Excerpt from a dataset:
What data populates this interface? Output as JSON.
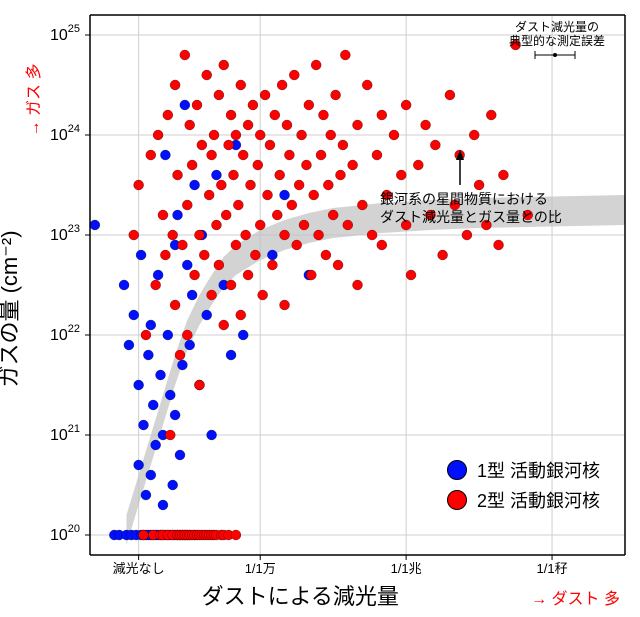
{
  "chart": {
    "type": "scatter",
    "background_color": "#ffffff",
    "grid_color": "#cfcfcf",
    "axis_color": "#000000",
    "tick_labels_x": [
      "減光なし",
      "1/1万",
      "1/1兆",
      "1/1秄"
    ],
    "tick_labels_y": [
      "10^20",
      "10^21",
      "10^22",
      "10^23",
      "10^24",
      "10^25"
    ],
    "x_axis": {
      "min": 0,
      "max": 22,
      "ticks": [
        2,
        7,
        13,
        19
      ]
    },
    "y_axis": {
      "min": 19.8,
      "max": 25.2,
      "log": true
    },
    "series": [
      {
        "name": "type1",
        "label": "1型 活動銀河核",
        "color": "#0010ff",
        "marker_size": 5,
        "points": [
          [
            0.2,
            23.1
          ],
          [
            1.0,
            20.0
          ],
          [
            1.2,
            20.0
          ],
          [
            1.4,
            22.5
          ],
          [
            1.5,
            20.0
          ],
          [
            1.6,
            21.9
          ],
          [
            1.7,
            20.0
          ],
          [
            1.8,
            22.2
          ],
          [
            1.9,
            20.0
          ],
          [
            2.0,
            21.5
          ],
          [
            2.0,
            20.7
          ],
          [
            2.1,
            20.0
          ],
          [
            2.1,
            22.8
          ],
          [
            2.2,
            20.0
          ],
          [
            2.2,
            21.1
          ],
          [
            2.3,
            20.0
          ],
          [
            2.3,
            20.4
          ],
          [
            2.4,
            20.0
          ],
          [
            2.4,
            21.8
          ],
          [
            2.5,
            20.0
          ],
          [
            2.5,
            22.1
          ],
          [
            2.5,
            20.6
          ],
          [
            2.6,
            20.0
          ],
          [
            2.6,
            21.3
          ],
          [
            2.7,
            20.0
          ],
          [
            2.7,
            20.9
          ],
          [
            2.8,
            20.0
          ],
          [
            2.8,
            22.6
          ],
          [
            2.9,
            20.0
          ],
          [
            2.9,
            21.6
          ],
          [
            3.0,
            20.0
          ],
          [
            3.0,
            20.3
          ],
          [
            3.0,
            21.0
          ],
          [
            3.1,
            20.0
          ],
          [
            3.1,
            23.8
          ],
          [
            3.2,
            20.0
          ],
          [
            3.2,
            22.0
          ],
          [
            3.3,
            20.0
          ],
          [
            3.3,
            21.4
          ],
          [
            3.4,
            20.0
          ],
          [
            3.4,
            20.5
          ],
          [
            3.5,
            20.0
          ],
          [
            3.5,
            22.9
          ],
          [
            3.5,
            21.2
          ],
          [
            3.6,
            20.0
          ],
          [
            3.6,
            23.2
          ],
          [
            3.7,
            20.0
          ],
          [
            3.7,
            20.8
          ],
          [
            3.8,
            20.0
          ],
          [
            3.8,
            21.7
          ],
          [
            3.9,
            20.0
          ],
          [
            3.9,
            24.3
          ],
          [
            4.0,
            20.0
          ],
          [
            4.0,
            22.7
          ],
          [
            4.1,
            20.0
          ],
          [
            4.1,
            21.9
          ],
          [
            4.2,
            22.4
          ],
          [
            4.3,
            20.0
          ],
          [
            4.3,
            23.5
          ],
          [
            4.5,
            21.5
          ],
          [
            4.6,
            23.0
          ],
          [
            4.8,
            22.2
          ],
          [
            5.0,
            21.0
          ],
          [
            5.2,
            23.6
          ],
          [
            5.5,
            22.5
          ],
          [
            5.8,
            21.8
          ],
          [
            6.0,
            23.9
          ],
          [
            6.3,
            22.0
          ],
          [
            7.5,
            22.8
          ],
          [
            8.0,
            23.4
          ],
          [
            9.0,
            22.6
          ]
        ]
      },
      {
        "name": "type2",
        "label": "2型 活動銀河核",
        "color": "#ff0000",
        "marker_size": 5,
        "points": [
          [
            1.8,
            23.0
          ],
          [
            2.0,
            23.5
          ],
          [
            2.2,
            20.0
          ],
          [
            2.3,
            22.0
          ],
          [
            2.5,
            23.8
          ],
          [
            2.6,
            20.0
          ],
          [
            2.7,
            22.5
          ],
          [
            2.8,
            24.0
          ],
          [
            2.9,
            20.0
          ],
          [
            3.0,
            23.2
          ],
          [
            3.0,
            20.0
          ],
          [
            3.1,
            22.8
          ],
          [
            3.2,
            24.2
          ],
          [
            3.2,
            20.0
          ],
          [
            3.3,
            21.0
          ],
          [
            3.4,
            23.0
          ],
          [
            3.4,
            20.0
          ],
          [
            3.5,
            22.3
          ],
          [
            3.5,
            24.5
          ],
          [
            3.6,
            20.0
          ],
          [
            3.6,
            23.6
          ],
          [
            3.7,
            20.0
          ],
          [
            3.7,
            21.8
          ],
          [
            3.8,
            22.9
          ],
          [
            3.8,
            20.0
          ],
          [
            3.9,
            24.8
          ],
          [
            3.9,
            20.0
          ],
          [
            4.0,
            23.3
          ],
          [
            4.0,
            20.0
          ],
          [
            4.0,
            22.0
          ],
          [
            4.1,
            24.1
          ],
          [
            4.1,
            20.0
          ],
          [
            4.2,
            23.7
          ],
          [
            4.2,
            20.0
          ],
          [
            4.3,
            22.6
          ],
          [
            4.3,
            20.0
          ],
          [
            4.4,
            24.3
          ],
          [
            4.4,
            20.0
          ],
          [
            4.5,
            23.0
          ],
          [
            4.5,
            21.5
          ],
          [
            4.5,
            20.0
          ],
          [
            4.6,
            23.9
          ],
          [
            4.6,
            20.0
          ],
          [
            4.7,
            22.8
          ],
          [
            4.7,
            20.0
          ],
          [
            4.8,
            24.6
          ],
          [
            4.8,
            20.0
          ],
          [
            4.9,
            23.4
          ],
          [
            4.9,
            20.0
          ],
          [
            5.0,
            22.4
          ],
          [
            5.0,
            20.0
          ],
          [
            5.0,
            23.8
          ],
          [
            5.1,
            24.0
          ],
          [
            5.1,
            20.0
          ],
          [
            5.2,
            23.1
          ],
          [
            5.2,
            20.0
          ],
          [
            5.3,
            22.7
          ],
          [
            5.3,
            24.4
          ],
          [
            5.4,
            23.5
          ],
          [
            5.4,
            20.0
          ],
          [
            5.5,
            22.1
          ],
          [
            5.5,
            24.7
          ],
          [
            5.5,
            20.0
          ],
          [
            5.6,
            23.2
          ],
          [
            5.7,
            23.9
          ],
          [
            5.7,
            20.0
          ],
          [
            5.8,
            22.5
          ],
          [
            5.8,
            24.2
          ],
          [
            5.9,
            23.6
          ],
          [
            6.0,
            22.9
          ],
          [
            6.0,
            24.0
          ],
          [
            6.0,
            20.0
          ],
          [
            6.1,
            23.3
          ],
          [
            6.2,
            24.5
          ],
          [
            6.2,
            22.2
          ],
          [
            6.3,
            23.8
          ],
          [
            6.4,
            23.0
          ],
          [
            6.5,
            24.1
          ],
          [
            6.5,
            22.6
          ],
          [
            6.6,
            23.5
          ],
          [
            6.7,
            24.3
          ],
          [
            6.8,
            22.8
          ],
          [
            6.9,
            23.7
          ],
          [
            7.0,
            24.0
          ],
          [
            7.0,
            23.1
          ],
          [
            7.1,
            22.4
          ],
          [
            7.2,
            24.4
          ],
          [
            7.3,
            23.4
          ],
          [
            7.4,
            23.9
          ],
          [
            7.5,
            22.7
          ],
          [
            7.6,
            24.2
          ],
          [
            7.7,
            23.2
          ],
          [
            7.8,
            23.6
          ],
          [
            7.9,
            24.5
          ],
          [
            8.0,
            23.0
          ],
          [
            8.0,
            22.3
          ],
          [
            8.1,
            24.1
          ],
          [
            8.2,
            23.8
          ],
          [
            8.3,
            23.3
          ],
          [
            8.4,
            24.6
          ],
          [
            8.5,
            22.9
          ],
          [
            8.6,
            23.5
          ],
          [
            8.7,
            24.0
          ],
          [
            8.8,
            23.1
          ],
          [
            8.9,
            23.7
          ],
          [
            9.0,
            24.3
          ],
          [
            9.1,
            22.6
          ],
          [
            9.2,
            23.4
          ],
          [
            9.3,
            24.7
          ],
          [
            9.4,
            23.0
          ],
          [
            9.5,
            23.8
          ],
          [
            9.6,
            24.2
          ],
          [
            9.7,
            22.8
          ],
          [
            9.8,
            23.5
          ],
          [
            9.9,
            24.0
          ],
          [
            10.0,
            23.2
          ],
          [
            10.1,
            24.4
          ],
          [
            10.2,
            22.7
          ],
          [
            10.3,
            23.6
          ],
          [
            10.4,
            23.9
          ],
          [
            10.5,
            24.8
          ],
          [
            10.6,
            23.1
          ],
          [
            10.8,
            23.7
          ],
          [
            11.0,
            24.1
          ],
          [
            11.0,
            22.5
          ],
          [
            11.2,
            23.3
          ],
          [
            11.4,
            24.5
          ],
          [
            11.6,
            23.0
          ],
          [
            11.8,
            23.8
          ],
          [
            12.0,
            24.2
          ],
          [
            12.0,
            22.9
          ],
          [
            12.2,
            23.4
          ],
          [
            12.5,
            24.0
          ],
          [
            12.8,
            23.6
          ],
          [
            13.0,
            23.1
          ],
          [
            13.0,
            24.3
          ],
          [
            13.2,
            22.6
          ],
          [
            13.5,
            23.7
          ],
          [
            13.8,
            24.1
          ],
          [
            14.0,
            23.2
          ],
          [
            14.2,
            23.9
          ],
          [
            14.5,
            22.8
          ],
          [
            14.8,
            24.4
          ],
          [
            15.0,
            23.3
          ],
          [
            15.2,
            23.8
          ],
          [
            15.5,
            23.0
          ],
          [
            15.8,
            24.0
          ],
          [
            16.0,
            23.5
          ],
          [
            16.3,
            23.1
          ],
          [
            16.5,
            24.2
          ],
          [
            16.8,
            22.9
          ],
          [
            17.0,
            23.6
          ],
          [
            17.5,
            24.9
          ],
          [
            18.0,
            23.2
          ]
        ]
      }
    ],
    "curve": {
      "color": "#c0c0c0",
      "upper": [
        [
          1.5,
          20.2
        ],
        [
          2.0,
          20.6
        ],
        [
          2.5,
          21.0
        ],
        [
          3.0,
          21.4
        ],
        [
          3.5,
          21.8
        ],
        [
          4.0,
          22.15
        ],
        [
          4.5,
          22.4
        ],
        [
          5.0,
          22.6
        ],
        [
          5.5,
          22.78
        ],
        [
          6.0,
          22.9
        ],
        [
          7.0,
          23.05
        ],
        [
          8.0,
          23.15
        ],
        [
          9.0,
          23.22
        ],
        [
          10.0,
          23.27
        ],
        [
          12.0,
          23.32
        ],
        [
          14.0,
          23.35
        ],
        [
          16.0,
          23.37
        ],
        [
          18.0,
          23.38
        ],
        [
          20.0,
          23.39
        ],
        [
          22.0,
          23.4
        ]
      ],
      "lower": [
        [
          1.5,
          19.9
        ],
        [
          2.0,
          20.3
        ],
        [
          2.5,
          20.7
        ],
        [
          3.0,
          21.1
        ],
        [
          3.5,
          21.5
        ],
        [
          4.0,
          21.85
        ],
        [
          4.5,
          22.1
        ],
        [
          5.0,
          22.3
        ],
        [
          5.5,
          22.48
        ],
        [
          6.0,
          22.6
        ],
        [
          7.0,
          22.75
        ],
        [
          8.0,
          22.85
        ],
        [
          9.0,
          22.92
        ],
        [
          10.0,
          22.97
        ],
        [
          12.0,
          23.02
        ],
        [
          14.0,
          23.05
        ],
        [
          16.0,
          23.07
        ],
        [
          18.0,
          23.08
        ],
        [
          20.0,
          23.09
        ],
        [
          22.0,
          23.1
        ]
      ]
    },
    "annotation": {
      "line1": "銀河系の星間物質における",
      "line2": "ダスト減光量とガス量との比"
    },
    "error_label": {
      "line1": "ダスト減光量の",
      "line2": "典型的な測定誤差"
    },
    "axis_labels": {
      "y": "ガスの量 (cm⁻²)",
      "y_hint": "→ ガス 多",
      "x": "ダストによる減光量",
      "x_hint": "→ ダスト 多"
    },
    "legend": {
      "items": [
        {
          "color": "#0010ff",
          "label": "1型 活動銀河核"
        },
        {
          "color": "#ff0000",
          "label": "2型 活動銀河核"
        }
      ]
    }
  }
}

### EXERCISE INSTRUCTIONS
Copy down every line of the entries containing the word "活動銀河核".

### WRITTEN ANSWER
        "label": "1型 活動銀河核",
        "label": "2型 活動銀河核",
          "label": "1型 活動銀河核"
          "label": "2型 活動銀河核"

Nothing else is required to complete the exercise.